[Stored data]
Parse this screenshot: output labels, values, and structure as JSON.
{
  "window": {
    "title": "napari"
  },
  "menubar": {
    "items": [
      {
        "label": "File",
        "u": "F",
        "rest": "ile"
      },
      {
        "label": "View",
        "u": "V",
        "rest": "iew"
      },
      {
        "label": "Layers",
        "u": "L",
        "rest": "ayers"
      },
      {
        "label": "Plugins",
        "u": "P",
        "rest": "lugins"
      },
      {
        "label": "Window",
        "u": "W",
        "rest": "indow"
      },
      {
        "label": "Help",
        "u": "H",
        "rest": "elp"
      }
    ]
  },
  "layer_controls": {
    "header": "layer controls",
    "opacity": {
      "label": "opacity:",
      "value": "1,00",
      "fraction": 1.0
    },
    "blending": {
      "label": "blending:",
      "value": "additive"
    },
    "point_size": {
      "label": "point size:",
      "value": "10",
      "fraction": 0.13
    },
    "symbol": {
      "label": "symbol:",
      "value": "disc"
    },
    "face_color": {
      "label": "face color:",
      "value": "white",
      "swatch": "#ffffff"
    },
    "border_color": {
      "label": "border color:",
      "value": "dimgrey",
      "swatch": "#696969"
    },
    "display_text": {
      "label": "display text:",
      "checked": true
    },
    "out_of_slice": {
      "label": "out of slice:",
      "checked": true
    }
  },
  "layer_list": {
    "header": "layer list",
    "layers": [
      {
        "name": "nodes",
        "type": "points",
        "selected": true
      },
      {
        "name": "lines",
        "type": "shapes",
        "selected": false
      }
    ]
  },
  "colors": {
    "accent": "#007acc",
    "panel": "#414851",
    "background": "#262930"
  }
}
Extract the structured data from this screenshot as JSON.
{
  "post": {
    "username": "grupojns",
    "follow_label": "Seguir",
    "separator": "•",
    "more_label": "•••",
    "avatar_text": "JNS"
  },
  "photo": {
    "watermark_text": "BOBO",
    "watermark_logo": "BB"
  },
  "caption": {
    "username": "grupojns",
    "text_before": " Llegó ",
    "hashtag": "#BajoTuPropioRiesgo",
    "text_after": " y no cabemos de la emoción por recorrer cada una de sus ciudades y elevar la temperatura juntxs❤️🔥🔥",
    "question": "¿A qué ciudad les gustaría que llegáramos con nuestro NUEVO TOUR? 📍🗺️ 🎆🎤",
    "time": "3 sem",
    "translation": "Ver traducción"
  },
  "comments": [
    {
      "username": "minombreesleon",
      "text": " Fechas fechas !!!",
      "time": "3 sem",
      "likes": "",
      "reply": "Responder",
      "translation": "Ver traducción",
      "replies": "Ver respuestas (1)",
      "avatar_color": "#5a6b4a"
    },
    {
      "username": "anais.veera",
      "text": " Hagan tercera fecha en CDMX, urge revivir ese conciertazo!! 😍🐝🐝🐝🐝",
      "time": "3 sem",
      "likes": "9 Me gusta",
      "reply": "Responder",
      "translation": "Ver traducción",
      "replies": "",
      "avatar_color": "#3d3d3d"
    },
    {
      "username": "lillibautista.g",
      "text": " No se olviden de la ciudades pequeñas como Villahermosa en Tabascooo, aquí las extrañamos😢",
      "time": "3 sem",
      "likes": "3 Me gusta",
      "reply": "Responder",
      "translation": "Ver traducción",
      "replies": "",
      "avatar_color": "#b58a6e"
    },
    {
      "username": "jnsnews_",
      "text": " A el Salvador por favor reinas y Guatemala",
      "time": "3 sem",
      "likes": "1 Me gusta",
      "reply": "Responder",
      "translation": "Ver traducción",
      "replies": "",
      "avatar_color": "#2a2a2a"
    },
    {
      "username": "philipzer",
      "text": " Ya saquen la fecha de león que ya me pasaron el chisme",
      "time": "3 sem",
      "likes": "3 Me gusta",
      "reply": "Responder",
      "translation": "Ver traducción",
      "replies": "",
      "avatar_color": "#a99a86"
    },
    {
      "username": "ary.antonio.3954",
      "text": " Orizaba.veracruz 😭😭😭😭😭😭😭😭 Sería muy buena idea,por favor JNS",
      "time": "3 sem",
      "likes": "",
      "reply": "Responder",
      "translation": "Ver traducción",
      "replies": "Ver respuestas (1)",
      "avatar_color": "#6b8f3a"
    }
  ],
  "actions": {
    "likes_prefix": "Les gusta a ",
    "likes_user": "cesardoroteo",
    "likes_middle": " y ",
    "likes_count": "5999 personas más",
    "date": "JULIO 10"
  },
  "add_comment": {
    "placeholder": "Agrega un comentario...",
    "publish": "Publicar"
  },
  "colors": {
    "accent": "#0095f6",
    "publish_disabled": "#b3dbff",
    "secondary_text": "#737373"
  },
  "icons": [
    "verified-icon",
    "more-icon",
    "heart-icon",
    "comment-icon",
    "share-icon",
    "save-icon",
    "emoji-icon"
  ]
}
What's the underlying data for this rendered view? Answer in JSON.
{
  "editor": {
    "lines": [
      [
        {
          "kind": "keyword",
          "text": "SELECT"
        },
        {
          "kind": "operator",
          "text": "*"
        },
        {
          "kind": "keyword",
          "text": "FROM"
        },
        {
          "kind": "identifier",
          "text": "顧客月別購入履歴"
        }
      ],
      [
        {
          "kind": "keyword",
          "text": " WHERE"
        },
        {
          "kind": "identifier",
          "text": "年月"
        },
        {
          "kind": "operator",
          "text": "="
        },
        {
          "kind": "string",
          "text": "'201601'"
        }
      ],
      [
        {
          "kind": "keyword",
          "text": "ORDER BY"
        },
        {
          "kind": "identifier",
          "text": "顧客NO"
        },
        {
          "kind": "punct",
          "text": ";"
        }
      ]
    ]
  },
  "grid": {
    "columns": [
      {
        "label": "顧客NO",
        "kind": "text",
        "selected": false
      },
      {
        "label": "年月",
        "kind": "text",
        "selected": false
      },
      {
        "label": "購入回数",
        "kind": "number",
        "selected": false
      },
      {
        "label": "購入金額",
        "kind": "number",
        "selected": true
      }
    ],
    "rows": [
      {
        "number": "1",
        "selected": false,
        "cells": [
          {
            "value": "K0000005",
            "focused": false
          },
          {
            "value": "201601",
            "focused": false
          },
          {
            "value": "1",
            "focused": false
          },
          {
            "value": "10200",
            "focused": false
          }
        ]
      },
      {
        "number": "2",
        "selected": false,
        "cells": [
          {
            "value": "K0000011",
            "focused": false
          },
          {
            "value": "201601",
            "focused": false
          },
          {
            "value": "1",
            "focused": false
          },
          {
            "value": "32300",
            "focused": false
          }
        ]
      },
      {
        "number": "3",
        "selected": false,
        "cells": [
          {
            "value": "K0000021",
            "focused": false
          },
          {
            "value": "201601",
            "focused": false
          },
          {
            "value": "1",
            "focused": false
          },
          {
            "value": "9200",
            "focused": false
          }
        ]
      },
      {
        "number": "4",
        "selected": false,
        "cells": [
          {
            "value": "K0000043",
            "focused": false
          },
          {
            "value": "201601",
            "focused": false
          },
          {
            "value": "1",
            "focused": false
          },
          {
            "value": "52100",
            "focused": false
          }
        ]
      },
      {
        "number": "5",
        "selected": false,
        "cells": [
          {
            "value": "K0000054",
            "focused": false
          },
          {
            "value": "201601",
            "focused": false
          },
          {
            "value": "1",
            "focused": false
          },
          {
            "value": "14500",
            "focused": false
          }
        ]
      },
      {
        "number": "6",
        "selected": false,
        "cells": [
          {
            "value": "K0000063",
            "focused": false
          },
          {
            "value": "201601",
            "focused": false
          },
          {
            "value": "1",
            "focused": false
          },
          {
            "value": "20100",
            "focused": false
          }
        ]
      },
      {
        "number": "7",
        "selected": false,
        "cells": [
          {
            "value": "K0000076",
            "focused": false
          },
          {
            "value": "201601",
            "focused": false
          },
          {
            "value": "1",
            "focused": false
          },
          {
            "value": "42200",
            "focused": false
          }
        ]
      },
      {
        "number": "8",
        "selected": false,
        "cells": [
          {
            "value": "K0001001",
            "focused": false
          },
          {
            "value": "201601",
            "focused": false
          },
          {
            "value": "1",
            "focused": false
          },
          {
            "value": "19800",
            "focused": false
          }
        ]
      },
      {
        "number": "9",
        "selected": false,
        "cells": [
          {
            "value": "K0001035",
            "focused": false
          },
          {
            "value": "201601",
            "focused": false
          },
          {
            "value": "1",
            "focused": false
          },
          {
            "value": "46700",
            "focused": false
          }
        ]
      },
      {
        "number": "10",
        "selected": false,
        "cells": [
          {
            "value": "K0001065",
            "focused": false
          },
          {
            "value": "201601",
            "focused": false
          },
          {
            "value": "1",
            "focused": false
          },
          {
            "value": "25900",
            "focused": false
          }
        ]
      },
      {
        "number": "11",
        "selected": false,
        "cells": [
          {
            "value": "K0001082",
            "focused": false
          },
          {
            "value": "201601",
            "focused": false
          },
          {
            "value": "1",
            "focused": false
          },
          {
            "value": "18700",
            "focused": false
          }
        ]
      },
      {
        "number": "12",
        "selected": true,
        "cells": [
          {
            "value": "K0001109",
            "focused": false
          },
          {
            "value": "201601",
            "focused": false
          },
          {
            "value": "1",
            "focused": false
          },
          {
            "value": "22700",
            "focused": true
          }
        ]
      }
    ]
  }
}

• STATED GOAL: Report the number of lines holding the string "this", without any other words.

• TASK RESPONSE: 3